━━ Exercise data ━━
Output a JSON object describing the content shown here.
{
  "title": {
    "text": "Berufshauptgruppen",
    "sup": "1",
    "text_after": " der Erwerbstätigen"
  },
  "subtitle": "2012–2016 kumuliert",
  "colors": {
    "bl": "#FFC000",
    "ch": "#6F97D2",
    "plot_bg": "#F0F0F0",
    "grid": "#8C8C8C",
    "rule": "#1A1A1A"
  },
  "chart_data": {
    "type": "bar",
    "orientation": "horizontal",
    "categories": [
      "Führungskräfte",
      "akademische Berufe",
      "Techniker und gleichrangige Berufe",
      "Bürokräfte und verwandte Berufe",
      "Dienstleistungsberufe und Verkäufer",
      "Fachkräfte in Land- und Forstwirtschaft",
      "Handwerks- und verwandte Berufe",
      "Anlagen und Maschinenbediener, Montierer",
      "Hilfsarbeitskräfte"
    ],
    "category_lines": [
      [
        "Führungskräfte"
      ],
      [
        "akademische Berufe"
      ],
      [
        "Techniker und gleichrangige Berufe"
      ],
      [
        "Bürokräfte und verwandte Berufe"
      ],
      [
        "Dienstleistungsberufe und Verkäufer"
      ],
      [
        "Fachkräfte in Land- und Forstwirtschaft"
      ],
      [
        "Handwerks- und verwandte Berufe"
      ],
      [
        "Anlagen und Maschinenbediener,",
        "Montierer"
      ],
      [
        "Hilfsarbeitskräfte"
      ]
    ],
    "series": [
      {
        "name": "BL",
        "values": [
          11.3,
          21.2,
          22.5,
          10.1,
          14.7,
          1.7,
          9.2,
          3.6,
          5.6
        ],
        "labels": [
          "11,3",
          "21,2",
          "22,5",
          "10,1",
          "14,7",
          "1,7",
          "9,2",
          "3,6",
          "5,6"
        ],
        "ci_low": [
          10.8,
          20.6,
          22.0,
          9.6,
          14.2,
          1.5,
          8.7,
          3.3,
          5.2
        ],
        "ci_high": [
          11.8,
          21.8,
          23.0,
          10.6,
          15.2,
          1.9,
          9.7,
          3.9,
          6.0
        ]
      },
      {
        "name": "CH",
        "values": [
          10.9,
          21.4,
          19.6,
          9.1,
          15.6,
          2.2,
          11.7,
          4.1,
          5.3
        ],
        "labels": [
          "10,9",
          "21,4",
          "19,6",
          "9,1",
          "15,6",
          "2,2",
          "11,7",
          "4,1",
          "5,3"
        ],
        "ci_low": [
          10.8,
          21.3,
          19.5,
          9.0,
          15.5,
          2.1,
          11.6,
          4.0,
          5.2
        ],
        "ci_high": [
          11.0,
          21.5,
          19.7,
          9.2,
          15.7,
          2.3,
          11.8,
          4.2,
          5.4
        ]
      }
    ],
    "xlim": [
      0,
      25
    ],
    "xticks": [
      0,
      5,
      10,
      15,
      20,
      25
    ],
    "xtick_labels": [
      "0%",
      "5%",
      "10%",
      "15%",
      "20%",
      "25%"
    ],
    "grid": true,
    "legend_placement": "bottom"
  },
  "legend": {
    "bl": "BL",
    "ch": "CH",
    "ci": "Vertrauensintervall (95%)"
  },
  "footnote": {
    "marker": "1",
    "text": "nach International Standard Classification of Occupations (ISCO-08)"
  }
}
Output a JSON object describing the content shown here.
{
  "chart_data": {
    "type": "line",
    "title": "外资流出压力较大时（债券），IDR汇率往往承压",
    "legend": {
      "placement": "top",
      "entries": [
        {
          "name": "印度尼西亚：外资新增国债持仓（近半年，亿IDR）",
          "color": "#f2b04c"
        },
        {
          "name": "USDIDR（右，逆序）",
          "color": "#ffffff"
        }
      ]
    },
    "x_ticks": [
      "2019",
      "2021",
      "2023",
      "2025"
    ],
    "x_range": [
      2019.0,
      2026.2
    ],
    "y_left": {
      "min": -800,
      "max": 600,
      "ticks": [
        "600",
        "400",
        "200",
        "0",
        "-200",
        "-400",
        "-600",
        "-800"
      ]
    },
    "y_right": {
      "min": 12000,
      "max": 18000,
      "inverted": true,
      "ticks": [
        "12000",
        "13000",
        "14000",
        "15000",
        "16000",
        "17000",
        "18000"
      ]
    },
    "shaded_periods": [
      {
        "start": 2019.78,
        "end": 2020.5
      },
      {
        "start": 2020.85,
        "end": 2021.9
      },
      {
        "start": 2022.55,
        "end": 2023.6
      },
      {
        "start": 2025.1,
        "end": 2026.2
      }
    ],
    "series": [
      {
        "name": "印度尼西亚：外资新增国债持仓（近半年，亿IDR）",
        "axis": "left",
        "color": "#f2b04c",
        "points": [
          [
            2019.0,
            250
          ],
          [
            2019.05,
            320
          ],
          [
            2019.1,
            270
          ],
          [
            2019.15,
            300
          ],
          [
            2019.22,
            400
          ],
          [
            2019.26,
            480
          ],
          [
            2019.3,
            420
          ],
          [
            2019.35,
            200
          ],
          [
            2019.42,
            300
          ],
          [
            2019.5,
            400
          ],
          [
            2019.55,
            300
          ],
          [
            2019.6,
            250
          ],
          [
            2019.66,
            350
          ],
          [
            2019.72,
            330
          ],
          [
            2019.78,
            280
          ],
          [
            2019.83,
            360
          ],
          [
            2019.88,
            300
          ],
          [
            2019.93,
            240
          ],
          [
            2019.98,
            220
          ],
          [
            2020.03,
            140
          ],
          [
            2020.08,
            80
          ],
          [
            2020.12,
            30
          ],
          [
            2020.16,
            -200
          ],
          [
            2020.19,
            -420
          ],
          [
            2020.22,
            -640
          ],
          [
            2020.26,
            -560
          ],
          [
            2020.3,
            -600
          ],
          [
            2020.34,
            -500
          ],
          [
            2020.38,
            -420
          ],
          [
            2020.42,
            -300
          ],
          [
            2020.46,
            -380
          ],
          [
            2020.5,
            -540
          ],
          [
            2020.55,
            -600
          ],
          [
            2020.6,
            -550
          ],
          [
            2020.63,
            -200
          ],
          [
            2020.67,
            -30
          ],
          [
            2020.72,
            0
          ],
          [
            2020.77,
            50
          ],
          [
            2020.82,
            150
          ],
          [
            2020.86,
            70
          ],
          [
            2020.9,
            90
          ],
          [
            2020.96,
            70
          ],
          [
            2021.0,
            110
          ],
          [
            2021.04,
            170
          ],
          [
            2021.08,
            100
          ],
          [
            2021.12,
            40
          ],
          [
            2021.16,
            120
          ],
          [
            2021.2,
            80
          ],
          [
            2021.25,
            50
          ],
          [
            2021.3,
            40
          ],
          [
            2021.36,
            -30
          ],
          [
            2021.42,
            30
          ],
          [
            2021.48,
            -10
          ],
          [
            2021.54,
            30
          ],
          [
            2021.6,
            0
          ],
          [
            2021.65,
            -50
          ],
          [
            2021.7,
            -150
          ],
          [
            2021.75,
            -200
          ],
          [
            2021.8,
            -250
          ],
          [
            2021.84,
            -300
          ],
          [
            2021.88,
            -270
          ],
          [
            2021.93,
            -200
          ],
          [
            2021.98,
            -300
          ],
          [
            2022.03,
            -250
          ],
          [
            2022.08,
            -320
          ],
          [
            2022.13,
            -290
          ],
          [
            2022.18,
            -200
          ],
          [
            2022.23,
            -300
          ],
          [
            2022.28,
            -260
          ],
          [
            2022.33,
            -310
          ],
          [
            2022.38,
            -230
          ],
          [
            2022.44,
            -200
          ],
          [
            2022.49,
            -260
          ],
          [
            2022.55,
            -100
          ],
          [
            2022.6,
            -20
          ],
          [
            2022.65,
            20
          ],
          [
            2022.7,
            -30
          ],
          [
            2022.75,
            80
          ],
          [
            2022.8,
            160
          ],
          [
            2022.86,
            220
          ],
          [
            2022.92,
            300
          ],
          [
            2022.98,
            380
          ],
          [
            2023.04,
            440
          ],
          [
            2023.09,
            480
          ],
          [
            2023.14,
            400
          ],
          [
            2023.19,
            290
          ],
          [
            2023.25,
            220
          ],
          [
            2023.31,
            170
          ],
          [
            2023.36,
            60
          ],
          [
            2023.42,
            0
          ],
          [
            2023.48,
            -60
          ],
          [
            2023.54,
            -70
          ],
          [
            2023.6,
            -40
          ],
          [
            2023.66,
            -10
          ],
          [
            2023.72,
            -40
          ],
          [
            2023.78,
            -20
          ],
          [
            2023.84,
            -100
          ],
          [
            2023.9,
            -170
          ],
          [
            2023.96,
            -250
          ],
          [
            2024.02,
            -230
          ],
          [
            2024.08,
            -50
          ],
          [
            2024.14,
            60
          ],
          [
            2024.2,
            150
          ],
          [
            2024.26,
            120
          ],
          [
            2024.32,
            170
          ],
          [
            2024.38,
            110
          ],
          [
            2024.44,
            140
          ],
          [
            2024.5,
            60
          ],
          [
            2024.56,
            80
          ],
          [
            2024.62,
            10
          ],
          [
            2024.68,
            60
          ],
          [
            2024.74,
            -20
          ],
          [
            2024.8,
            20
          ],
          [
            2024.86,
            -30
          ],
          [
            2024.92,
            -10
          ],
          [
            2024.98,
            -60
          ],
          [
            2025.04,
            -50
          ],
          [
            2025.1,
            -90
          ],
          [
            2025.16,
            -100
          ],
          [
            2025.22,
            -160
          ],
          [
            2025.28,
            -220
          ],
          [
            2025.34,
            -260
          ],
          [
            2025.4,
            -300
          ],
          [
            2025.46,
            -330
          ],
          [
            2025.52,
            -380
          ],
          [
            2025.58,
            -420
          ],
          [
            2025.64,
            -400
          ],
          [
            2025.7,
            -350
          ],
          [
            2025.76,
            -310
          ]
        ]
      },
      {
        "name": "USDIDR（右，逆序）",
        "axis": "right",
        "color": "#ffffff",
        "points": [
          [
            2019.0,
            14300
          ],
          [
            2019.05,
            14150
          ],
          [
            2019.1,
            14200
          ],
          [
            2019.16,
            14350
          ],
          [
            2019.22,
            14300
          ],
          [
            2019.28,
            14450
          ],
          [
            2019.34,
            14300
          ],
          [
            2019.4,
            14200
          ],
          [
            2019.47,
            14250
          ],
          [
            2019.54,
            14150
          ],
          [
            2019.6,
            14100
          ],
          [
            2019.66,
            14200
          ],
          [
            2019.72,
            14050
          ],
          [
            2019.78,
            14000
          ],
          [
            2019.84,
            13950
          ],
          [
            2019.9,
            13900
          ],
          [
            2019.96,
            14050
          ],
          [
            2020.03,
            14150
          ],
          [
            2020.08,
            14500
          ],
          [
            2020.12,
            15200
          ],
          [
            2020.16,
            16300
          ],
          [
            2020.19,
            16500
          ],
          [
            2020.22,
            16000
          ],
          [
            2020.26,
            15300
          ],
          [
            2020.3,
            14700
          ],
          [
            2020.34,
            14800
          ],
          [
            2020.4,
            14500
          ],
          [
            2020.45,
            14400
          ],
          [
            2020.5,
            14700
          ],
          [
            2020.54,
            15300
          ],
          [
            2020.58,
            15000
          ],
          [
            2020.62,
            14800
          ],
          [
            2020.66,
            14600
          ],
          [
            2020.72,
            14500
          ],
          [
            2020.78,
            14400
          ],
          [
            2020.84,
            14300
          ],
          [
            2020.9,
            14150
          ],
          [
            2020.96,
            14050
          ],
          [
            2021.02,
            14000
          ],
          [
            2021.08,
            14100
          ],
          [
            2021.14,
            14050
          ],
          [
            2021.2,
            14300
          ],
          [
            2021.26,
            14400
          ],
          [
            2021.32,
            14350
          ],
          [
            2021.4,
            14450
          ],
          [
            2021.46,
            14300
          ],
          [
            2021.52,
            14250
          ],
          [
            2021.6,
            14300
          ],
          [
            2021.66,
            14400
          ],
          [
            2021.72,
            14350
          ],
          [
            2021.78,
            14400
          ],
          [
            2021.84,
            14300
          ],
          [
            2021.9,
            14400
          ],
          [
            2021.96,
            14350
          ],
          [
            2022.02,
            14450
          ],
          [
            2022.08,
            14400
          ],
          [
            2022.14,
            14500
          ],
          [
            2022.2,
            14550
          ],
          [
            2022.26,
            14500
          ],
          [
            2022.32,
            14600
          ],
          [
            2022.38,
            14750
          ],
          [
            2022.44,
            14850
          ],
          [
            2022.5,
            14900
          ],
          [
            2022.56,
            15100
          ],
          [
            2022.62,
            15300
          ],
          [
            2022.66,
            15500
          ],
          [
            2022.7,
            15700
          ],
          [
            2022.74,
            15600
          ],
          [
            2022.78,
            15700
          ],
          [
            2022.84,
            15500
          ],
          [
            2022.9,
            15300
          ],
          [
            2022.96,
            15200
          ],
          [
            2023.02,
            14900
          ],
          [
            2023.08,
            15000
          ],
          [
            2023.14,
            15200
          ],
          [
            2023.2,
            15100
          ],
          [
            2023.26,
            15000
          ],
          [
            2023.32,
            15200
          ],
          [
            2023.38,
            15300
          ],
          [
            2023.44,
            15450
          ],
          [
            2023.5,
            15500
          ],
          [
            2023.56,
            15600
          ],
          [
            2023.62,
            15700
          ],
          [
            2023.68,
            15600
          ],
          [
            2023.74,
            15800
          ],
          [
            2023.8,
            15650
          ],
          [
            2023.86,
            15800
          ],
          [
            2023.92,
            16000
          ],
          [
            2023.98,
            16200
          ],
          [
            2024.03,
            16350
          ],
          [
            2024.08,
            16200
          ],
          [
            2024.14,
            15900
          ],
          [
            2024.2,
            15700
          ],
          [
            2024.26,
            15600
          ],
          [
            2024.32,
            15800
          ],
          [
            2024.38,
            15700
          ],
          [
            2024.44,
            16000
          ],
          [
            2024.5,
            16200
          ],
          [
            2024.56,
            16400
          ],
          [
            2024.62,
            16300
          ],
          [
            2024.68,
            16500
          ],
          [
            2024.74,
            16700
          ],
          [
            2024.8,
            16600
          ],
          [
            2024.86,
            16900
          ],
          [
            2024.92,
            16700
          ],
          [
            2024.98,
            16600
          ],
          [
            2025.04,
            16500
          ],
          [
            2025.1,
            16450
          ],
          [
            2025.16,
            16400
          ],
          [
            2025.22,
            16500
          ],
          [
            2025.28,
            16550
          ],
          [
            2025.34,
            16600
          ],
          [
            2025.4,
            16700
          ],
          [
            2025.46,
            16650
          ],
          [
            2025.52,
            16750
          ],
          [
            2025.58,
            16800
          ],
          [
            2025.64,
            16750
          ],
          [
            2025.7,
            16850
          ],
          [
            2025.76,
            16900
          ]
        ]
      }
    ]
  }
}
━━━
Exercise requirements. Find the string "亿IDR" in the entries above and return each line that holds it.

Exercise answer.
          "name": "印度尼西亚：外资新增国债持仓（近半年，亿IDR）",
        "name": "印度尼西亚：外资新增国债持仓（近半年，亿IDR）",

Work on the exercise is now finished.